Your task -
Determine which lines contain the word "title", then copy those lines.

[Records]
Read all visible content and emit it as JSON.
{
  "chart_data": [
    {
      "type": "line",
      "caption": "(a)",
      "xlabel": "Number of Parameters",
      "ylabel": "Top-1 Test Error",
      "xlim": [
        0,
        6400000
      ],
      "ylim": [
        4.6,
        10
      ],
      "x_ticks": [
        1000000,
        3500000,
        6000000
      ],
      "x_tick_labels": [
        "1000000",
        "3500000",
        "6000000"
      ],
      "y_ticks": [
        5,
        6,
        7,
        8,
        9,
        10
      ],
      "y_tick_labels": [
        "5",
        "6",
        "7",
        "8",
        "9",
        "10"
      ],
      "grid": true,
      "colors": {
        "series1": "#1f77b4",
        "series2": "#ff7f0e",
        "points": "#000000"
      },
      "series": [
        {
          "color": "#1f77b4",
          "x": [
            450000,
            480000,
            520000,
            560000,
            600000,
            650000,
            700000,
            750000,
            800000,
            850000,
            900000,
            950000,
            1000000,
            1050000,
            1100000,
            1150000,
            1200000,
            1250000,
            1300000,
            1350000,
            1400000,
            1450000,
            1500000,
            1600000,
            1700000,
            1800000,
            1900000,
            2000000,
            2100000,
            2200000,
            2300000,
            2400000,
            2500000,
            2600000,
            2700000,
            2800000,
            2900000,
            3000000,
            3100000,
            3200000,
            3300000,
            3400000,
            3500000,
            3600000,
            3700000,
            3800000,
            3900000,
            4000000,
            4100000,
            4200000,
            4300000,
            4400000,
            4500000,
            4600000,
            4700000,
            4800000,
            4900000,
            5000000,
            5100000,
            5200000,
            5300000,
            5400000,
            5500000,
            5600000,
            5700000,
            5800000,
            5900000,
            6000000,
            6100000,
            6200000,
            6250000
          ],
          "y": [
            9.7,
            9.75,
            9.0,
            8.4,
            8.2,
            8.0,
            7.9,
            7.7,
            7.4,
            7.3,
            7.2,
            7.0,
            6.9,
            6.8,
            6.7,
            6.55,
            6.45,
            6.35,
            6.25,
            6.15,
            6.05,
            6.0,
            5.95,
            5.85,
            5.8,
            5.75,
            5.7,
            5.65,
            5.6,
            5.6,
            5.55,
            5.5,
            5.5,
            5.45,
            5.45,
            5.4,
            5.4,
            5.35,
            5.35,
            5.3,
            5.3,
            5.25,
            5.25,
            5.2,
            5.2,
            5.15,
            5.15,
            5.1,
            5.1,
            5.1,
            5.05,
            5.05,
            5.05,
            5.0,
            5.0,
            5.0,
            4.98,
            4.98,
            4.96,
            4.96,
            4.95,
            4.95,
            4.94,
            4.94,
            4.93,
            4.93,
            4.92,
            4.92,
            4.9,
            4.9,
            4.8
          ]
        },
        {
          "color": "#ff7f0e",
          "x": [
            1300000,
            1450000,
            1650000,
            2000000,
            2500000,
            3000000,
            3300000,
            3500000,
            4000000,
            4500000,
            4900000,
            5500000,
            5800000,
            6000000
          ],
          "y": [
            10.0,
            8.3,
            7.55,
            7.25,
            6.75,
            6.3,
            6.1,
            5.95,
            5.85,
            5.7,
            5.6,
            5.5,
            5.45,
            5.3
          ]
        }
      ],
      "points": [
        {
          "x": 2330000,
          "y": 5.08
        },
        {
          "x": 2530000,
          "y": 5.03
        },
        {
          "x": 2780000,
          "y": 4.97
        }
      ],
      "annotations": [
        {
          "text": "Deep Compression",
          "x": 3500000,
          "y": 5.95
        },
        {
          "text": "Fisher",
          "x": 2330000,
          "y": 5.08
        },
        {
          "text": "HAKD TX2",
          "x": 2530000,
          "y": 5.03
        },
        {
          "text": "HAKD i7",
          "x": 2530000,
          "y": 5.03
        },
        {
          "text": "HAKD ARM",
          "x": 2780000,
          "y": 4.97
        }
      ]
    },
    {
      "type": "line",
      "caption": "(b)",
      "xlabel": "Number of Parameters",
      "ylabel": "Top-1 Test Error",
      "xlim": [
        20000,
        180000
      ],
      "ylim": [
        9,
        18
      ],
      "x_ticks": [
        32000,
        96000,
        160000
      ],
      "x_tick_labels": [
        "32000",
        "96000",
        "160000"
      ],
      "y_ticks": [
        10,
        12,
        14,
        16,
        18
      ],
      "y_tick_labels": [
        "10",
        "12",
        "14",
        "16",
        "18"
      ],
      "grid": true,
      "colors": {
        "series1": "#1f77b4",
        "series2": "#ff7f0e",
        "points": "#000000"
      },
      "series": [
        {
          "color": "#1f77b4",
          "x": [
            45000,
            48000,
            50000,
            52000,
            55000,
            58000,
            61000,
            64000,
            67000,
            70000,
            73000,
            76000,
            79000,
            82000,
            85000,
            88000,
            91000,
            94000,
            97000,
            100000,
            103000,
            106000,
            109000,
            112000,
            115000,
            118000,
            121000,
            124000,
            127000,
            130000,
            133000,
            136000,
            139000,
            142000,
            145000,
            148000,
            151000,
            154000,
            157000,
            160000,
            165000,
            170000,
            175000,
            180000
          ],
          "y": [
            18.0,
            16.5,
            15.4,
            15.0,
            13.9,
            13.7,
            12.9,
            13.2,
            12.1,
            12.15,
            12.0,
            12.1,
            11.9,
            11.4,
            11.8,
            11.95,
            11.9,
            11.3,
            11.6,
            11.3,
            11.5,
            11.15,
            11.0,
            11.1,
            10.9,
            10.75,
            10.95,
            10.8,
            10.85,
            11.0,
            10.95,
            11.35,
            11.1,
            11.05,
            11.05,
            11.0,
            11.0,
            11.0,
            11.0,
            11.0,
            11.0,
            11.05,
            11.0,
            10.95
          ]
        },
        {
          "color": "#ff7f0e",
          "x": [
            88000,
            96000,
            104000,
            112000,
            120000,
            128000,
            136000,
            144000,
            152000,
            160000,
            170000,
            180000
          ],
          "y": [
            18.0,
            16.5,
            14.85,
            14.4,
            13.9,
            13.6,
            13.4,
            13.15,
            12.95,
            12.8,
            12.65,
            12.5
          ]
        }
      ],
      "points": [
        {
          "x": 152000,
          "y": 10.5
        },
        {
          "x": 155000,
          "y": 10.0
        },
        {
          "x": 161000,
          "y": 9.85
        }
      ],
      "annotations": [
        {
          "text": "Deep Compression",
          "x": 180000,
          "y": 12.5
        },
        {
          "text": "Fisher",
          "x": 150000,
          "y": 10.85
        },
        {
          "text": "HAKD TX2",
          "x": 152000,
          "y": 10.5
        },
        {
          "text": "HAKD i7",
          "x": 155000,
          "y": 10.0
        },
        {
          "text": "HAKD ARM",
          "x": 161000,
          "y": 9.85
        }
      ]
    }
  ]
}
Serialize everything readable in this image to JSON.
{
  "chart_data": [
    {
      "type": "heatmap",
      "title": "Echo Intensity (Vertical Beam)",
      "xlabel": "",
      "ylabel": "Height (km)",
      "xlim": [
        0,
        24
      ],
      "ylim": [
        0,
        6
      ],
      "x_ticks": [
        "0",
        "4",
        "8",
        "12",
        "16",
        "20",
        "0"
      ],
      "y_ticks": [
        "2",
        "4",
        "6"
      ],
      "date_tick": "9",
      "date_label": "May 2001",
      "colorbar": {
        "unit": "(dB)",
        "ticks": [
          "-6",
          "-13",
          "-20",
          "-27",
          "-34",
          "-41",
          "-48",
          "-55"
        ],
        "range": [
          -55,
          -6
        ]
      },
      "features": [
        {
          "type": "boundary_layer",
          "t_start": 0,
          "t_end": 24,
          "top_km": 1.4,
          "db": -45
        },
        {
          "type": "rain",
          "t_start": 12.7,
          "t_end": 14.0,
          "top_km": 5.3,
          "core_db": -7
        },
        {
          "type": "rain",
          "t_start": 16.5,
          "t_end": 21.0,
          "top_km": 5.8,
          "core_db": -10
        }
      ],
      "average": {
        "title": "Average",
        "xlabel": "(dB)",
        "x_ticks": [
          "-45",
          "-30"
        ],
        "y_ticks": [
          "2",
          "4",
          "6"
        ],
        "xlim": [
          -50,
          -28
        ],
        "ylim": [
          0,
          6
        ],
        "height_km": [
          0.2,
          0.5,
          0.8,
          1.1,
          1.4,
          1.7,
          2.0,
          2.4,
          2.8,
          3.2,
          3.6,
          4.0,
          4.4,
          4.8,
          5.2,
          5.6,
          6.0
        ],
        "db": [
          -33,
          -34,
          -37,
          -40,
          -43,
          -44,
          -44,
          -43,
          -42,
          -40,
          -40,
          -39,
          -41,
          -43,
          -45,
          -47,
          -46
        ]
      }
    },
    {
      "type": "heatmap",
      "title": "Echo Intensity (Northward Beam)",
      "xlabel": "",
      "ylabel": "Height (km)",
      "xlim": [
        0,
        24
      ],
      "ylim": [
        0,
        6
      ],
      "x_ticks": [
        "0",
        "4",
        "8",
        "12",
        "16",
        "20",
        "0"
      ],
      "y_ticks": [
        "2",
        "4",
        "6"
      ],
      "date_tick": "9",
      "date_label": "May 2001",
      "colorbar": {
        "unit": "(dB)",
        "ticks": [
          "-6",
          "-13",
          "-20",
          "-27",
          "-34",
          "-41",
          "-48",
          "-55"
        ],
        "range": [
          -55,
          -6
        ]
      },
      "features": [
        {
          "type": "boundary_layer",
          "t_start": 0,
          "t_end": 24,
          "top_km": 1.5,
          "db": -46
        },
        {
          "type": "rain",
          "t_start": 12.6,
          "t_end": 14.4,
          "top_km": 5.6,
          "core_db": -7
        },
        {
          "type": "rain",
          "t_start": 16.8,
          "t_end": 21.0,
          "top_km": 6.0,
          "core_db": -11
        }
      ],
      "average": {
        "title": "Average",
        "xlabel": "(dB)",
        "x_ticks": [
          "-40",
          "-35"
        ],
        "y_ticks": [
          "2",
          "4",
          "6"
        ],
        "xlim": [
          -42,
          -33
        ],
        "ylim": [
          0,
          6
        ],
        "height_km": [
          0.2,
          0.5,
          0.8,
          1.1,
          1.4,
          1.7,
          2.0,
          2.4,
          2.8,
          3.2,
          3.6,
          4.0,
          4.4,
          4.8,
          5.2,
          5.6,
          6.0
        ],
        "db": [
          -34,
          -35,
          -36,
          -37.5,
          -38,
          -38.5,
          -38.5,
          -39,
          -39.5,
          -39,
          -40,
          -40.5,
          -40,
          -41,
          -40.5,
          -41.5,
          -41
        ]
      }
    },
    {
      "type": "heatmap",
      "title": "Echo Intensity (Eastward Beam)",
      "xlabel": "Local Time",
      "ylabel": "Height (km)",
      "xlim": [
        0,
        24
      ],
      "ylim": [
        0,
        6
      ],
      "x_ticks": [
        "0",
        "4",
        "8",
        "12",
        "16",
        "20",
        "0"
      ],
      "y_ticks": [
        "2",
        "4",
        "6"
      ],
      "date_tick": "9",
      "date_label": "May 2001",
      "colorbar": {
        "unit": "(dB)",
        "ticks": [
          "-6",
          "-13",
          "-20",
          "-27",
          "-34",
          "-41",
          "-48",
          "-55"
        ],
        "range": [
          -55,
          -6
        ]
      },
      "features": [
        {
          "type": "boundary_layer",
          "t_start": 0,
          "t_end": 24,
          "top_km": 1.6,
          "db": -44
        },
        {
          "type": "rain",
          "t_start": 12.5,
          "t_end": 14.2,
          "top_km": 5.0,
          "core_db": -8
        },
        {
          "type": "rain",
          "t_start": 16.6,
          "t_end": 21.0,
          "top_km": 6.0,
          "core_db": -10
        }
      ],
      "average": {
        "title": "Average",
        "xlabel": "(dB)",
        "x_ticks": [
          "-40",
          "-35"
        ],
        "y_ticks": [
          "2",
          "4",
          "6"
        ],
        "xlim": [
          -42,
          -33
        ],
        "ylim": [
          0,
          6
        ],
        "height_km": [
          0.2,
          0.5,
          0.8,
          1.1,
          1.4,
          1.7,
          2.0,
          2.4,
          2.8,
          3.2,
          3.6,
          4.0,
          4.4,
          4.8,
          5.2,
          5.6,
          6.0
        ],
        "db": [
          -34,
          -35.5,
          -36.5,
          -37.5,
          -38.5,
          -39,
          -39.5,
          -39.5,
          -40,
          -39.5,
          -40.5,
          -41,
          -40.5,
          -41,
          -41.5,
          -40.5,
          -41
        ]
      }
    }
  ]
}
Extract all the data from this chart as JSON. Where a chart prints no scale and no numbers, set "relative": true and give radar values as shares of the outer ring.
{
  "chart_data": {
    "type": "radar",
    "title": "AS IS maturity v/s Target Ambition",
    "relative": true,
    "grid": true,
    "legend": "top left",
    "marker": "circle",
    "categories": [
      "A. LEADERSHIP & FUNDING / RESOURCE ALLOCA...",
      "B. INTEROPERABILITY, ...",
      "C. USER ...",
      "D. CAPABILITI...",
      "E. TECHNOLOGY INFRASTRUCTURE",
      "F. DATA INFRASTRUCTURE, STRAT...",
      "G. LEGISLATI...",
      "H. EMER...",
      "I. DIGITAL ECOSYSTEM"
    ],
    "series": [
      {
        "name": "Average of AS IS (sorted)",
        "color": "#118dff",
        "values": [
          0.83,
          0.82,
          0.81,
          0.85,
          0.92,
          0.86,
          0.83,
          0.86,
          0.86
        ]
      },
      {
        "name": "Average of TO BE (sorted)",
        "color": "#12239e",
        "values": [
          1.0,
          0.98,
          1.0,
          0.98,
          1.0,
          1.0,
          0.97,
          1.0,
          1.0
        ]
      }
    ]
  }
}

Final result -
      "title": "Echo Intensity (Vertical Beam)",
        "title": "Average",
      "title": "Echo Intensity (Northward Beam)",
        "title": "Average",
      "title": "Echo Intensity (Eastward Beam)",
        "title": "Average",
    "title": "AS IS maturity v/s Target Ambition",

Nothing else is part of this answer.